Copy the lines of the records from the first one through the line containing "candle-body — [472, 240, 480, 251]", inclusive, without changing anything.
══ RECORDS FOR THIS EXERCISE
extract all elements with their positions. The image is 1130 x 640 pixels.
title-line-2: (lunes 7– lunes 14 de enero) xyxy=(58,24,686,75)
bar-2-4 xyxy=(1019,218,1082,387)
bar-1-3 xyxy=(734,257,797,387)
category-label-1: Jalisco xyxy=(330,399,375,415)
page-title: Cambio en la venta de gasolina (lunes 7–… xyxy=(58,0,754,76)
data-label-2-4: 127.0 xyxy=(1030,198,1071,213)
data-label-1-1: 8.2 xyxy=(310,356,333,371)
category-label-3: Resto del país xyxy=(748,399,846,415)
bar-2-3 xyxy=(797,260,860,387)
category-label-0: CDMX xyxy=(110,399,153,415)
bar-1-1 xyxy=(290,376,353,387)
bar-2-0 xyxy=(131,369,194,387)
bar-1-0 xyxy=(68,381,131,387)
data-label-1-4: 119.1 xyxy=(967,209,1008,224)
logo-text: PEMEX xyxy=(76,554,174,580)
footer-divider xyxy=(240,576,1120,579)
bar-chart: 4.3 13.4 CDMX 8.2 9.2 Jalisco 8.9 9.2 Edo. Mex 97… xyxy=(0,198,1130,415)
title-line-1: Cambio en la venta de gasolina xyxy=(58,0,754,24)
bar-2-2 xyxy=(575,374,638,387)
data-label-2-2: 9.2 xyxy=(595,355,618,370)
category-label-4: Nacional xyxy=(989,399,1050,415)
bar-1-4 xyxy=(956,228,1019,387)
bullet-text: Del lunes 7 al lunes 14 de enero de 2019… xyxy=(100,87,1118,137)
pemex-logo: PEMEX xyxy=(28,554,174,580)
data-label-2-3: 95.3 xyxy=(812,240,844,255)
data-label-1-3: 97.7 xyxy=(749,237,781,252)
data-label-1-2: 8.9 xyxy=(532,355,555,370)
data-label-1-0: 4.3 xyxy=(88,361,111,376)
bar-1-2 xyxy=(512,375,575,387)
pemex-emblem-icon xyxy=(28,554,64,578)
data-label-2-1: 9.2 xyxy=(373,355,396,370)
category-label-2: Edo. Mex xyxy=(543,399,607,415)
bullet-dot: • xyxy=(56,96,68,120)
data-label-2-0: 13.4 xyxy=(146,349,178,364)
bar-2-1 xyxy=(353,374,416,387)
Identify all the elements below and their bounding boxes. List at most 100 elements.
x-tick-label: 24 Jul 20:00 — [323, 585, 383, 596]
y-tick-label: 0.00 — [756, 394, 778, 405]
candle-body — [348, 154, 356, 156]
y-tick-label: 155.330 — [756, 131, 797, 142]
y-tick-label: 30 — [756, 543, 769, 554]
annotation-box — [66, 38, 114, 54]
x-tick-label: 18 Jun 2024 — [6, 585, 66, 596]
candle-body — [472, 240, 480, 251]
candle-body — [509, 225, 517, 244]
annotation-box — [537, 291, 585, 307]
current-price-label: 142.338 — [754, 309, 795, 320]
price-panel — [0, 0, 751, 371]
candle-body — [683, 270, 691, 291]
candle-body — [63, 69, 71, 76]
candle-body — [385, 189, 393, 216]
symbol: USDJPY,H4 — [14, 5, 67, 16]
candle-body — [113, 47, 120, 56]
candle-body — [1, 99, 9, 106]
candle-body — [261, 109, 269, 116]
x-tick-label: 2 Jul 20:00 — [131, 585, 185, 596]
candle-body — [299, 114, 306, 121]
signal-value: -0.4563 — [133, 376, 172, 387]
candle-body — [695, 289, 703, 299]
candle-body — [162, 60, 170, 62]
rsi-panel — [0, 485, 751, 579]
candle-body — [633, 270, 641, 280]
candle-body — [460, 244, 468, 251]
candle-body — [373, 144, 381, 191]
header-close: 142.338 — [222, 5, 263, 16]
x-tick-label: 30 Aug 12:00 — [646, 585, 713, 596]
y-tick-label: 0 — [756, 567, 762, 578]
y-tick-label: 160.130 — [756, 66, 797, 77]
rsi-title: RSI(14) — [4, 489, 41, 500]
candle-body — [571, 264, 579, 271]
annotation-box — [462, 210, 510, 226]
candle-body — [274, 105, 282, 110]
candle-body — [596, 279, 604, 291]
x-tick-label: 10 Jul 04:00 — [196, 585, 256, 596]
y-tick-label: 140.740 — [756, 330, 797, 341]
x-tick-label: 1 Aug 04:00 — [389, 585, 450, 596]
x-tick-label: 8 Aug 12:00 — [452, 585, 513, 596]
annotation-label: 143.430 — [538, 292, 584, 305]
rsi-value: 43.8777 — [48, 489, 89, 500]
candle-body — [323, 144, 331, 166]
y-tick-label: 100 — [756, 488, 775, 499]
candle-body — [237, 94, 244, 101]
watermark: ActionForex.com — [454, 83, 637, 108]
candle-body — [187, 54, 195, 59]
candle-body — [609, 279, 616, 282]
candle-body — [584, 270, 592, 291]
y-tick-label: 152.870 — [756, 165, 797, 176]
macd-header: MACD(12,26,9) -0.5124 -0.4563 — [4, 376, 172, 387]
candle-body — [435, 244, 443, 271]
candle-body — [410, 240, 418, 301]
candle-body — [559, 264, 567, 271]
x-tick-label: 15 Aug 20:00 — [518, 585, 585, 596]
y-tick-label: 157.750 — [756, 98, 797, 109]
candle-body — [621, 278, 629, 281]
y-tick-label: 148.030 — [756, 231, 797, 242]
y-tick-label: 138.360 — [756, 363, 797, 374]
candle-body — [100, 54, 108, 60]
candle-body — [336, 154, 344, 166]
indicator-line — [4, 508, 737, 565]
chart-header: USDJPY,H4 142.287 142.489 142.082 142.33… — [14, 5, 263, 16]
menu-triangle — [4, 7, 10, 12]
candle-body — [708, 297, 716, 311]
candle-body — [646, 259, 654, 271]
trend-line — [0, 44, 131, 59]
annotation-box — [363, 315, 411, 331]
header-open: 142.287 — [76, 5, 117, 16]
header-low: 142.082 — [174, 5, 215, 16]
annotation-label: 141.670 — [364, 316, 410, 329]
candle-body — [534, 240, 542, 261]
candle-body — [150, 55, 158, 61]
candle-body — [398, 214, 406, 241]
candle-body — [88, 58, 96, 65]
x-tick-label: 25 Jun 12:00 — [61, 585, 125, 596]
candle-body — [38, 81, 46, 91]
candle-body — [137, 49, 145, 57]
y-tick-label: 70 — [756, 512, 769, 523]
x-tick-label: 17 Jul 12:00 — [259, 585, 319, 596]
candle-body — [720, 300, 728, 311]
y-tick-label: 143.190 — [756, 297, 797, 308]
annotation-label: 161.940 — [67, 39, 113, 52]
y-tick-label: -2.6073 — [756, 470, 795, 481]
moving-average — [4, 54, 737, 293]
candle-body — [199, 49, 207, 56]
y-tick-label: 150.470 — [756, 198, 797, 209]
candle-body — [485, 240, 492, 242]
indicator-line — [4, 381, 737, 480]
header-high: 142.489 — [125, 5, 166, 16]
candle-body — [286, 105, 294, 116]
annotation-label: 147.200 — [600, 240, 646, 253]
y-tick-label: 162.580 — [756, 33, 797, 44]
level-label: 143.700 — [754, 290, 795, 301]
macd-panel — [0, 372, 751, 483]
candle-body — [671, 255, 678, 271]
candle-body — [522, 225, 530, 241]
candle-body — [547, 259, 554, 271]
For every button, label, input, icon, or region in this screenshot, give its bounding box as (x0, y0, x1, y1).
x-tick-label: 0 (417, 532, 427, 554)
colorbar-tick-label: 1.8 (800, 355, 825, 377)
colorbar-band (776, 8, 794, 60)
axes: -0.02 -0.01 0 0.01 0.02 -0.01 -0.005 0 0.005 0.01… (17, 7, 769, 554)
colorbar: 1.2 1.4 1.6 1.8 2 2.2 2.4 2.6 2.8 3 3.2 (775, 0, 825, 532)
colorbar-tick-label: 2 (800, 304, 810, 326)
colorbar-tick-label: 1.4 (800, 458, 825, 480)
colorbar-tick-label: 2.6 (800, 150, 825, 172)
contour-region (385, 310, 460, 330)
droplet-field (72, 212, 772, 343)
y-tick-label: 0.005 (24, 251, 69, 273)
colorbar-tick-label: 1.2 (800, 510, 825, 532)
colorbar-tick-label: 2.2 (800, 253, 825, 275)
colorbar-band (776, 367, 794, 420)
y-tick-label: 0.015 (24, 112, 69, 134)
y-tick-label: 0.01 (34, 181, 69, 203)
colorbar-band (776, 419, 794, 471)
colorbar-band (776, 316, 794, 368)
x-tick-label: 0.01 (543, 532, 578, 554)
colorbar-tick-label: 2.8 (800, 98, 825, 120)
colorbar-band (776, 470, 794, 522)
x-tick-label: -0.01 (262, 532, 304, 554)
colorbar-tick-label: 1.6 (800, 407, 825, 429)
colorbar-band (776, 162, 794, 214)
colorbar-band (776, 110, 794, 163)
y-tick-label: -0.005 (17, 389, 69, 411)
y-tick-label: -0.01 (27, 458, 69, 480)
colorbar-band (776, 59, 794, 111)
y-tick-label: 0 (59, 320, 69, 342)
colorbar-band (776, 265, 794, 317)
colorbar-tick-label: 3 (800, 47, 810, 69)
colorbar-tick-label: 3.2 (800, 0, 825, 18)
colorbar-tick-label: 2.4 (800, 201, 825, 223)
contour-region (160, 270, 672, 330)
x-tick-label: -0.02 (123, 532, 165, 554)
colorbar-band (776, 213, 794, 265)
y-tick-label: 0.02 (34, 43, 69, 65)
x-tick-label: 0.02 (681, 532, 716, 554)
════
## RESPONSE TO THE TASK
extract all elements with their positions. The image is 1130 x 640 pixels.
title-line-2: (lunes 7– lunes 14 de enero) xyxy=(58,24,686,75)
bar-2-4 xyxy=(1019,218,1082,387)
bar-1-3 xyxy=(734,257,797,387)
category-label-1: Jalisco xyxy=(330,399,375,415)
page-title: Cambio en la venta de gasolina (lunes 7–… xyxy=(58,0,754,76)
data-label-2-4: 127.0 xyxy=(1030,198,1071,213)
data-label-1-1: 8.2 xyxy=(310,356,333,371)
category-label-3: Resto del país xyxy=(748,399,846,415)
bar-2-3 xyxy=(797,260,860,387)
category-label-0: CDMX xyxy=(110,399,153,415)
bar-1-1 xyxy=(290,376,353,387)
bar-2-0 xyxy=(131,369,194,387)
bar-1-0 xyxy=(68,381,131,387)
data-label-1-4: 119.1 xyxy=(967,209,1008,224)
logo-text: PEMEX xyxy=(76,554,174,580)
footer-divider xyxy=(240,576,1120,579)
bar-chart: 4.3 13.4 CDMX 8.2 9.2 Jalisco 8.9 9.2 Edo. Mex 97… xyxy=(0,198,1130,415)
title-line-1: Cambio en la venta de gasolina xyxy=(58,0,754,24)
bar-2-2 xyxy=(575,374,638,387)
data-label-2-2: 9.2 xyxy=(595,355,618,370)
category-label-4: Nacional xyxy=(989,399,1050,415)
bar-1-4 xyxy=(956,228,1019,387)
bullet-text: Del lunes 7 al lunes 14 de enero de 2019… xyxy=(100,87,1118,137)
pemex-logo: PEMEX xyxy=(28,554,174,580)
data-label-2-3: 95.3 xyxy=(812,240,844,255)
data-label-1-3: 97.7 xyxy=(749,237,781,252)
data-label-1-2: 8.9 xyxy=(532,355,555,370)
data-label-1-0: 4.3 xyxy=(88,361,111,376)
bar-1-2 xyxy=(512,375,575,387)
pemex-emblem-icon xyxy=(28,554,64,578)
data-label-2-1: 9.2 xyxy=(373,355,396,370)
category-label-2: Edo. Mex xyxy=(543,399,607,415)
bullet-dot: • xyxy=(56,96,68,120)
data-label-2-0: 13.4 xyxy=(146,349,178,364)
bar-2-1 xyxy=(353,374,416,387)
Identify all the elements below and their bounding boxes. List at most 100 elements.
x-tick-label: 24 Jul 20:00 — [323, 585, 383, 596]
y-tick-label: 0.00 — [756, 394, 778, 405]
candle-body — [348, 154, 356, 156]
y-tick-label: 155.330 — [756, 131, 797, 142]
y-tick-label: 30 — [756, 543, 769, 554]
annotation-box — [66, 38, 114, 54]
x-tick-label: 18 Jun 2024 — [6, 585, 66, 596]
candle-body — [472, 240, 480, 251]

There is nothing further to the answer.